# [GOAL]
Tell how many lines in the data below hold the string "grundschule"; give nothing but the number.

§ §

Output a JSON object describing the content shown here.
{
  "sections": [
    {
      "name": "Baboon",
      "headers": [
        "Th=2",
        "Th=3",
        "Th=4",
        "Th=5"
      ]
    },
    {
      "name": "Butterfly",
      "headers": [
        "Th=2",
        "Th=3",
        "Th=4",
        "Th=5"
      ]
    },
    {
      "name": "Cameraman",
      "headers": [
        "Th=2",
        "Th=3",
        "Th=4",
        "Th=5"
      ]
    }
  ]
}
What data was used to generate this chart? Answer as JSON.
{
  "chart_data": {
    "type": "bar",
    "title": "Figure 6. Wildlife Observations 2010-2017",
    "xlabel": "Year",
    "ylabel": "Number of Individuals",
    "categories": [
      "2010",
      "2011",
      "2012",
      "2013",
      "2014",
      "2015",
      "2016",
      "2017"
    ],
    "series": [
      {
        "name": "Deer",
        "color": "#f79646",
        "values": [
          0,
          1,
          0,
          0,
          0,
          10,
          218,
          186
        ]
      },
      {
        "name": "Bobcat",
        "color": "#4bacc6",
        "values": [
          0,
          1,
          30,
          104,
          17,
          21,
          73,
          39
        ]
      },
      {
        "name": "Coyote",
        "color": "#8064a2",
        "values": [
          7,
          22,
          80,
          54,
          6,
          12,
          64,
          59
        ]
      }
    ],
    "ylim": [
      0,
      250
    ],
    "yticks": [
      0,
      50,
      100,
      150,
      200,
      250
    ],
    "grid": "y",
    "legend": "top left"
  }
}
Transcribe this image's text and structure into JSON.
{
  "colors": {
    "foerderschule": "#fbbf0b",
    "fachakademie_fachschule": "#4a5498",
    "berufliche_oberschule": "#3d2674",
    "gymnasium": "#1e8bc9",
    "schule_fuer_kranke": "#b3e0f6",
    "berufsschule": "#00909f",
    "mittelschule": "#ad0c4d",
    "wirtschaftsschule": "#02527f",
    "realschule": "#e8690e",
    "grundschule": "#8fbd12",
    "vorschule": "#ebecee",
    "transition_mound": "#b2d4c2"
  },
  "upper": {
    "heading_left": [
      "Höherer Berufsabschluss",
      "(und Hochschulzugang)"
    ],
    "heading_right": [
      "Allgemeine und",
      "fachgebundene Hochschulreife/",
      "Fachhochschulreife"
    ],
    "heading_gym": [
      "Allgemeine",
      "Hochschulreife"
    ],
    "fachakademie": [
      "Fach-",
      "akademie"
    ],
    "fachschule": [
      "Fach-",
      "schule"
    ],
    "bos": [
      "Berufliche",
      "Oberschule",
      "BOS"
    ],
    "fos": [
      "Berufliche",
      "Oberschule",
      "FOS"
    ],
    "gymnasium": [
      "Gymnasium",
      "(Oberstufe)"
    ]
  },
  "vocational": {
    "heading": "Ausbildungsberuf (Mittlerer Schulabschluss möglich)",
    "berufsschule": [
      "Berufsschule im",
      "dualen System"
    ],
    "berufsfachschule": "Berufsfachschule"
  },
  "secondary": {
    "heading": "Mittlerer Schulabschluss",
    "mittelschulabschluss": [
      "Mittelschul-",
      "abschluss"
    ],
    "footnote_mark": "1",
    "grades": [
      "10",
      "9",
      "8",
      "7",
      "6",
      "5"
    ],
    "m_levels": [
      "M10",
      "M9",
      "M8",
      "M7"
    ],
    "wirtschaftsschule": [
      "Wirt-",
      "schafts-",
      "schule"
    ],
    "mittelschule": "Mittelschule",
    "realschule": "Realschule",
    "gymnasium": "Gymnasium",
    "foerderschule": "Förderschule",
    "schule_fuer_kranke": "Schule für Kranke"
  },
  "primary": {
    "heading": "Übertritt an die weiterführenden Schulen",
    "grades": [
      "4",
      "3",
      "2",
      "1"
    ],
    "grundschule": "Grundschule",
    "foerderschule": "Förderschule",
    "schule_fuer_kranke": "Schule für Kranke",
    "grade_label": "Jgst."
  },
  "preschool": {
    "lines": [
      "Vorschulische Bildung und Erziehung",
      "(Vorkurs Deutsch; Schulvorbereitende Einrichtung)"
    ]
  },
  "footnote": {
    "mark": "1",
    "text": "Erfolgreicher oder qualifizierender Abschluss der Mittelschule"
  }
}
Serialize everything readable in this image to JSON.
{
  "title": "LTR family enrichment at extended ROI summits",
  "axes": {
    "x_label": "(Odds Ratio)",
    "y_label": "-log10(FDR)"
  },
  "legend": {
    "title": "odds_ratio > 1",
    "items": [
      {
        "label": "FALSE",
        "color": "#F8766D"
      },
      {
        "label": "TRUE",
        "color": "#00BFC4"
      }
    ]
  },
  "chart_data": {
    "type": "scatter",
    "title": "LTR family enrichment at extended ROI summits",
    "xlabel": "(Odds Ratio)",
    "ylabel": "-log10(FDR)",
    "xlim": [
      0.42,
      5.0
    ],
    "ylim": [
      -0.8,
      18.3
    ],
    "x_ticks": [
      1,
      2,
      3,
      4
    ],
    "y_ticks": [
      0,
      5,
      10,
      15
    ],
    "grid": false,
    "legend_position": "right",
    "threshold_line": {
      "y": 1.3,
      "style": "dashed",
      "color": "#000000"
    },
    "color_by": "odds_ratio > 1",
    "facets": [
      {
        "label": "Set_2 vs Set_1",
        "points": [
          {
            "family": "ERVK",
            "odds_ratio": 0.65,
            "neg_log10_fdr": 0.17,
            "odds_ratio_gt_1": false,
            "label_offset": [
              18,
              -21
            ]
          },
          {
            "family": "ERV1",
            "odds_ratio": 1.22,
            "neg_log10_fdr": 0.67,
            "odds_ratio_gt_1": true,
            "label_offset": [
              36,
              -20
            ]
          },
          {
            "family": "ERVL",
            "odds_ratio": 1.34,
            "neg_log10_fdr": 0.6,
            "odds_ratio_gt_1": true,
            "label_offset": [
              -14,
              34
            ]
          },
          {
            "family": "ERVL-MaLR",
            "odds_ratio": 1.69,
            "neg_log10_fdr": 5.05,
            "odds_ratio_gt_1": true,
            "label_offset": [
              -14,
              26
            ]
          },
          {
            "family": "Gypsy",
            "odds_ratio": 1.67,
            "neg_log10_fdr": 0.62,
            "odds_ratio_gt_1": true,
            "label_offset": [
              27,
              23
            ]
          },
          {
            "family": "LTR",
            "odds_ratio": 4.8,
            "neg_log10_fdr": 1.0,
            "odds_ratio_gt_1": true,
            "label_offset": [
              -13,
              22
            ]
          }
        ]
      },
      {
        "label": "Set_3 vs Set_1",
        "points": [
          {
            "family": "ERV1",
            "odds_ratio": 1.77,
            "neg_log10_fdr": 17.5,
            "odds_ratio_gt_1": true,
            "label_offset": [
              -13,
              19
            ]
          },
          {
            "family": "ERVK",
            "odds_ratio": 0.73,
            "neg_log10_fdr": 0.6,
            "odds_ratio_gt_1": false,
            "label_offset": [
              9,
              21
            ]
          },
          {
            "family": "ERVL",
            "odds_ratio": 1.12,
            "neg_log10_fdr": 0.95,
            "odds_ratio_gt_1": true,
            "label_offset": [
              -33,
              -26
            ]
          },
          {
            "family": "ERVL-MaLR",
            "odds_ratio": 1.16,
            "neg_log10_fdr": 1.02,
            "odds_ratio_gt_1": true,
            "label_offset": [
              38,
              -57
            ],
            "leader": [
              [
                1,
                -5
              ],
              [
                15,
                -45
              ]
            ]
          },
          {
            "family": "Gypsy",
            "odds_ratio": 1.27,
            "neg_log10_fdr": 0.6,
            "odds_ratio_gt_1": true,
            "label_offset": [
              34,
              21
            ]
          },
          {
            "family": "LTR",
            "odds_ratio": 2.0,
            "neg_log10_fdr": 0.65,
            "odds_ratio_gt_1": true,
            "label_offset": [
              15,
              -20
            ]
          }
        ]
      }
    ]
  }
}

§ §

# [EXPECTED ANSWER]
2